** Task goal **
In the passage on LINQ and stored procedures, what entity type is suggested for packing the data instead of an Order?
═══ Extract
If you know exactly what columns your result set will include, you should be able to create a new entity type that has properties for each column in the result set. Rather than trying to pack the data into an Order, for example, you can pack it into an OrderWithAddresses, which has exactly the structure your stored procedure would expect. If you're using LINQ to Entities, you should even be able to indicate in your .edmx file that an OrderWithAddresses is an Order with two additional properties. In LINQ to SQL you will have to specify all of the columns as if it were an entirely unrelated data type.
If your columns get generated dynamically by the stored procedure, you will need to try a different approach: Create a new stored procedure that only pulls data from the Orders table, and one that only pulls data from the addresses table. Set up your LINQ mapping to use these stored procedures instead. (Of course, the only reason you're using stored procs is to comply with your company policy). Then, use LINQ to join these data. It should be only slightly less efficient, but it will more appropriately reflect the actual structure of your data, which I think is better programming practice.
══════
═══ Material provided
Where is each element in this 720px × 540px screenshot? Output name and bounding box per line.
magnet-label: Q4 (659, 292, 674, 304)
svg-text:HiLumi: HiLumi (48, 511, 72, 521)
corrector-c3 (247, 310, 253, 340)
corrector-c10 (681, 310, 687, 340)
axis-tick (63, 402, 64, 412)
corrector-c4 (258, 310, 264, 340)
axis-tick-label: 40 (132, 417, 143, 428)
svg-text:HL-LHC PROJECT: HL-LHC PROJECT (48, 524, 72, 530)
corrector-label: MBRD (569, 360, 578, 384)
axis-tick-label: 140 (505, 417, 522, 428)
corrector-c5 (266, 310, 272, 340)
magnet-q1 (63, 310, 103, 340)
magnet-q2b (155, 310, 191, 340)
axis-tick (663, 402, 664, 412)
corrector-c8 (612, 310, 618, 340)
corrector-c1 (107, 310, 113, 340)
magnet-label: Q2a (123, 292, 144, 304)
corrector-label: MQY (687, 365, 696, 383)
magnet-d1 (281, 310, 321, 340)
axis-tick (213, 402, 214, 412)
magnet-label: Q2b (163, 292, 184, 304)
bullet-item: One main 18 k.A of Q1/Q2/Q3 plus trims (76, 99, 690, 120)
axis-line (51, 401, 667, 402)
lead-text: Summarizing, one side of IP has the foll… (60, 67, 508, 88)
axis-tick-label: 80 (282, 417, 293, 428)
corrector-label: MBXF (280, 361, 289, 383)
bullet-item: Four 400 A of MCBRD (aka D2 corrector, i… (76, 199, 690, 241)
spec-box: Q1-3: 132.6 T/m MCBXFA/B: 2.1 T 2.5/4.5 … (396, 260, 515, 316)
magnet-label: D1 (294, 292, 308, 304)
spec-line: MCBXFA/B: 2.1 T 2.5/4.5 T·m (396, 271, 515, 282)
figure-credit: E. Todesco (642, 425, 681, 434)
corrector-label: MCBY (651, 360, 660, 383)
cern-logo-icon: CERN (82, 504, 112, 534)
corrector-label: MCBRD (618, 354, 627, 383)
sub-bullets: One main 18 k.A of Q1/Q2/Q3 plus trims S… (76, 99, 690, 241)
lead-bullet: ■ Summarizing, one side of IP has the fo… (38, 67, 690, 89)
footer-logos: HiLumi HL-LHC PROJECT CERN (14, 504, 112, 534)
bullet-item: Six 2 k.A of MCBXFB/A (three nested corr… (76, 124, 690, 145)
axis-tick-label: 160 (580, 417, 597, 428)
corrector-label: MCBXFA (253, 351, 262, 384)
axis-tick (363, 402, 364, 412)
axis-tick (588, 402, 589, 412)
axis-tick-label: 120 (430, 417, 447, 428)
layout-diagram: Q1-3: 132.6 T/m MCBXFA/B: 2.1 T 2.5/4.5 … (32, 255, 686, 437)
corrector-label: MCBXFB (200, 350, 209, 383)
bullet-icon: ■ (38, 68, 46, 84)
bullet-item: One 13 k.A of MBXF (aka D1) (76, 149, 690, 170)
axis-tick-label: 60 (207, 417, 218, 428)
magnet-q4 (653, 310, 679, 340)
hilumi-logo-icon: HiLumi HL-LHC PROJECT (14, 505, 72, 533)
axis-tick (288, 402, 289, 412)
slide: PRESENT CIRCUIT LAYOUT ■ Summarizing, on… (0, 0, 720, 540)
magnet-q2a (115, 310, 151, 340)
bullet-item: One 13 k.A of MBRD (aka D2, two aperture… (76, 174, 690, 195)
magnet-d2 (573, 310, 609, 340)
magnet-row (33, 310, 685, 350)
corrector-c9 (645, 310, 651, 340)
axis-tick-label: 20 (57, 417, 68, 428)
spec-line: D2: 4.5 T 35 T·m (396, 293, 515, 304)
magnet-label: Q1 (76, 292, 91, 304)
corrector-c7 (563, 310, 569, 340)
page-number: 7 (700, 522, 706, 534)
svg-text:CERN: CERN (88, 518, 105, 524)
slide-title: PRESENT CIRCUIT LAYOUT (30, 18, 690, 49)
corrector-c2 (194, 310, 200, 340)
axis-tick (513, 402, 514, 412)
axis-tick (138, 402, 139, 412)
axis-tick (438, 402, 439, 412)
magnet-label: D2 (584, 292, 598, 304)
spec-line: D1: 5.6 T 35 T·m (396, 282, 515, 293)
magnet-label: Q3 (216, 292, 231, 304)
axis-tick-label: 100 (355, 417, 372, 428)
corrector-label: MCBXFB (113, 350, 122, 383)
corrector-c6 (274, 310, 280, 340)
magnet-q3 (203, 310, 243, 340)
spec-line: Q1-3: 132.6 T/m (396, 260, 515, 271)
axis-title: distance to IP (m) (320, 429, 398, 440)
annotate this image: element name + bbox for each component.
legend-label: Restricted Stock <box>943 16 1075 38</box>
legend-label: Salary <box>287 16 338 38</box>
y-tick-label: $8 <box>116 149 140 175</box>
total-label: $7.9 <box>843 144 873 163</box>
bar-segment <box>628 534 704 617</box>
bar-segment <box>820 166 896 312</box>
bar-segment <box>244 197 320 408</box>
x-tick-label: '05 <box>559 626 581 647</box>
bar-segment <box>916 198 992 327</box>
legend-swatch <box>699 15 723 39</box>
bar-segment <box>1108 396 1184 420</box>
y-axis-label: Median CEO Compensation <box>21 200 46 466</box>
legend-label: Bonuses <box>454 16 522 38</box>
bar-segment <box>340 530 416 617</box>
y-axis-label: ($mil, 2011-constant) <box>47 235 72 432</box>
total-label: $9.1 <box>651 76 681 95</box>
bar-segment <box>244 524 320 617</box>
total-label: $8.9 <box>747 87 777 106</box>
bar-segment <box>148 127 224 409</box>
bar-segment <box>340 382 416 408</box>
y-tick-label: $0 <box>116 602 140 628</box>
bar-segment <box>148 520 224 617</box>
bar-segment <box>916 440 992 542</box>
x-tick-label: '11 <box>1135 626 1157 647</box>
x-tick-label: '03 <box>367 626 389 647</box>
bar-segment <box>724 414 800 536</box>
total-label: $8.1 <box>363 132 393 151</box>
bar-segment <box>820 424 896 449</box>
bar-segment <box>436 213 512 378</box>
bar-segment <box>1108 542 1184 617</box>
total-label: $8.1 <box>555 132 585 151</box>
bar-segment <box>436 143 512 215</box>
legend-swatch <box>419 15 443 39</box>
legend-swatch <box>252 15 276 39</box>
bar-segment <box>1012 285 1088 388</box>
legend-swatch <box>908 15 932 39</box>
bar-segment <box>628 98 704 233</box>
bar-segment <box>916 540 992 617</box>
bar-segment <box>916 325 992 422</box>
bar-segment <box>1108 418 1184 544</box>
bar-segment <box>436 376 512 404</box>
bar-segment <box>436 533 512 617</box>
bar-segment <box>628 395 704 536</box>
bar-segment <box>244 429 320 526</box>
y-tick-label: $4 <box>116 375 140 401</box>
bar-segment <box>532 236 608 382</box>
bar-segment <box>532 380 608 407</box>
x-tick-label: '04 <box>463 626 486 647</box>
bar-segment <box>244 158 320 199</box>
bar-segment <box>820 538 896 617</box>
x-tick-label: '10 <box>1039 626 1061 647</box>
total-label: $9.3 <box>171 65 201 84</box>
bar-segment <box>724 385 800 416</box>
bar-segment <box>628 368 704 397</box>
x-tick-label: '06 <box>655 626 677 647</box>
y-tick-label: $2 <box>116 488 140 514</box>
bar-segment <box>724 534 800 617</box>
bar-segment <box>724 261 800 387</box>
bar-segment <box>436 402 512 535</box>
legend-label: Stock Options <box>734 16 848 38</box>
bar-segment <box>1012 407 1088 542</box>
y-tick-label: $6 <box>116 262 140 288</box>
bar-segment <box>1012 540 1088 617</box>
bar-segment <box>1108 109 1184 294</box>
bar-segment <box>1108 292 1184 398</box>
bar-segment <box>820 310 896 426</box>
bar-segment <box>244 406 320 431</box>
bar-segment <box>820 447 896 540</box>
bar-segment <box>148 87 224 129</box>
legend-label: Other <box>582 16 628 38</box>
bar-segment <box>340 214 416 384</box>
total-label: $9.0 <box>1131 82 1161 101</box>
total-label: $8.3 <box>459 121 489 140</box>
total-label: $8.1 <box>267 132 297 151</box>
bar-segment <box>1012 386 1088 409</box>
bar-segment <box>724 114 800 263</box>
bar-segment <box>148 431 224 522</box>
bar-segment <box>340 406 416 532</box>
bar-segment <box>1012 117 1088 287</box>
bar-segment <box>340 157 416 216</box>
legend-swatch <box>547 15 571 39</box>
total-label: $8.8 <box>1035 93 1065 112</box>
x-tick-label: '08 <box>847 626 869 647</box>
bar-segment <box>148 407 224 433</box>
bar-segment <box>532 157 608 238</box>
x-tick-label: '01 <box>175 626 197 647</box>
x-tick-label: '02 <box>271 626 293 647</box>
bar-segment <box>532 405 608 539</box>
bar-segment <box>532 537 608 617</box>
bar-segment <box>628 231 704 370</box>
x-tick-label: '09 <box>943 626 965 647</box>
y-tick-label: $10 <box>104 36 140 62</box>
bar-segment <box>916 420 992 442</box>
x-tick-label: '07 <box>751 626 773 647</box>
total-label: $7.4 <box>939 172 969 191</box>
══════
** Exercise answer **
An OrderWithAddresses.